Please give again every entry exactly as it appears, setting aside the pictures.

START STUDY MATERIAL

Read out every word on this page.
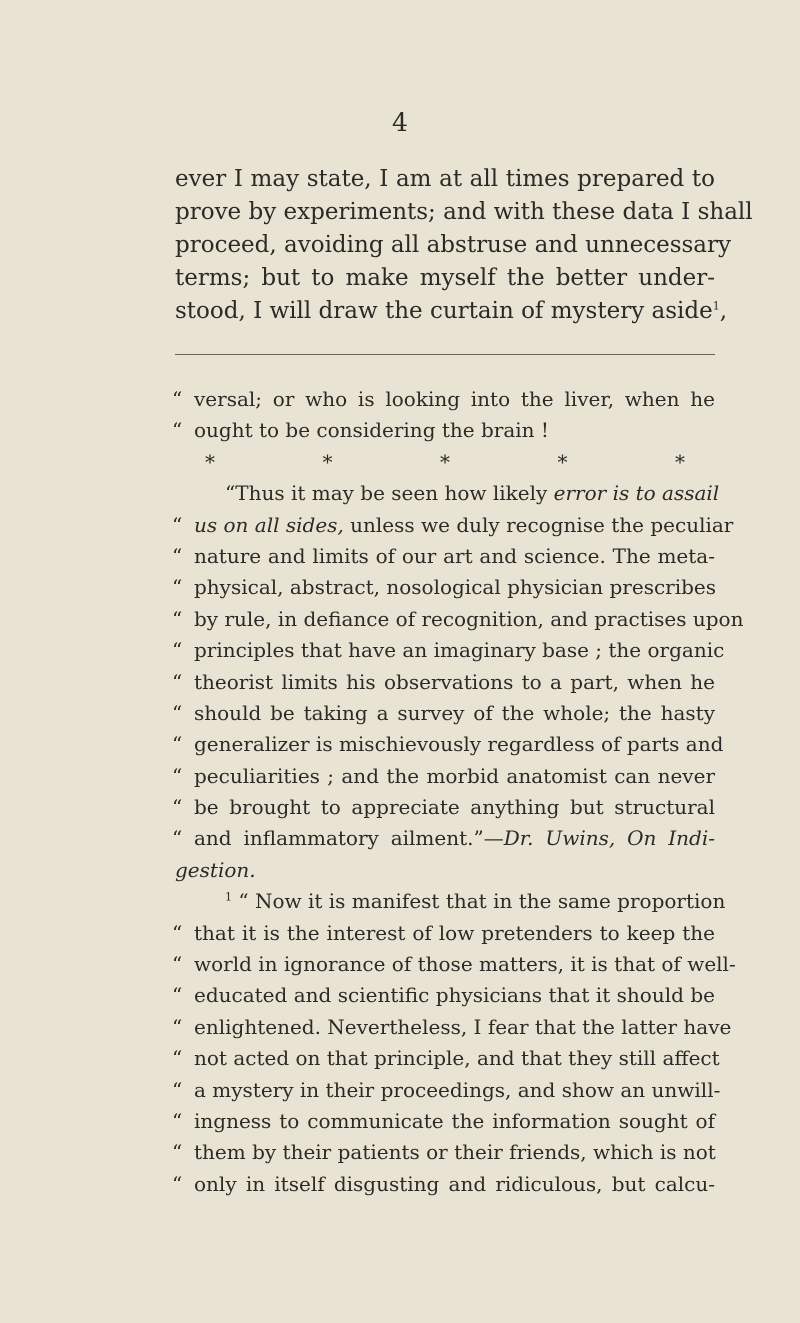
4
ever I may state, I am at all times prepared to
prove by experiments; and with these data I shall
proceed, avoiding all abstruse and unnecessary
terms; but to make myself the better under-
stood, I will draw the curtain of mystery aside$^1$,
“ versal; or who is looking into the liver, when he
“ ought to be considering the brain !
*	*	*	*	*
“Thus it may be seen how likely error is to assail
“ us on all sides, unless we duly recognise the peculiar
“ nature and limits of our art and science. The meta-
“ physical, abstract, nosological physician prescribes
“ by rule, in defiance of recognition, and practises upon
“ principles that have an imaginary base ; the organic
“ theorist limits his observations to a part, when he
“ should be taking a survey of the whole; the hasty
“ generalizer is mischievously regardless of parts and
“ peculiarities ; and the morbid anatomist can never
“ be brought to appreciate anything but structural
“ and inflammatory ailment.”—Dr. Uwins, On Indi-
gestion.
$^1$ “ Now it is manifest that in the same proportion
“ that it is the interest of low pretenders to keep the
“ world in ignorance of those matters, it is that of well-
“ educated and scientific physicians that it should be
“ enlightened. Nevertheless, I fear that the latter have
“ not acted on that principle, and that they still affect
“ a mystery in their proceedings, and show an unwill-
“ ingness to communicate the information sought of
“ them by their patients or their friends, which is not
“ only in itself disgusting and ridiculous, but calcu-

END STUDY MATERIAL

§ **ANSWER SECTION**:
Read out every word on this page.
4
ever I may state, I am at all times prepared to
prove by experiments; and with these data I shall
proceed, avoiding all abstruse and unnecessary
terms; but to make myself the better under-
stood, I will draw the curtain of mystery aside$^1$,
“ versal; or who is looking into the liver, when he
“ ought to be considering the brain !
*	*	*	*	*
“Thus it may be seen how likely error is to assail
“ us on all sides, unless we duly recognise the peculiar
“ nature and limits of our art and science. The meta-
“ physical, abstract, nosological physician prescribes
“ by rule, in defiance of recognition, and practises upon
“ principles that have an imaginary base ; the organic
“ theorist limits his observations to a part, when he
“ should be taking a survey of the whole; the hasty
“ generalizer is mischievously regardless of parts and
“ peculiarities ; and the morbid anatomist can never
“ be brought to appreciate anything but structural
“ and inflammatory ailment.”—Dr. Uwins, On Indi-
gestion.
$^1$ “ Now it is manifest that in the same proportion
“ that it is the interest of low pretenders to keep the
“ world in ignorance of those matters, it is that of well-
“ educated and scientific physicians that it should be
“ enlightened. Nevertheless, I fear that the latter have
“ not acted on that principle, and that they still affect
“ a mystery in their proceedings, and show an unwill-
“ ingness to communicate the information sought of
“ them by their patients or their friends, which is not
“ only in itself disgusting and ridiculous, but calcu-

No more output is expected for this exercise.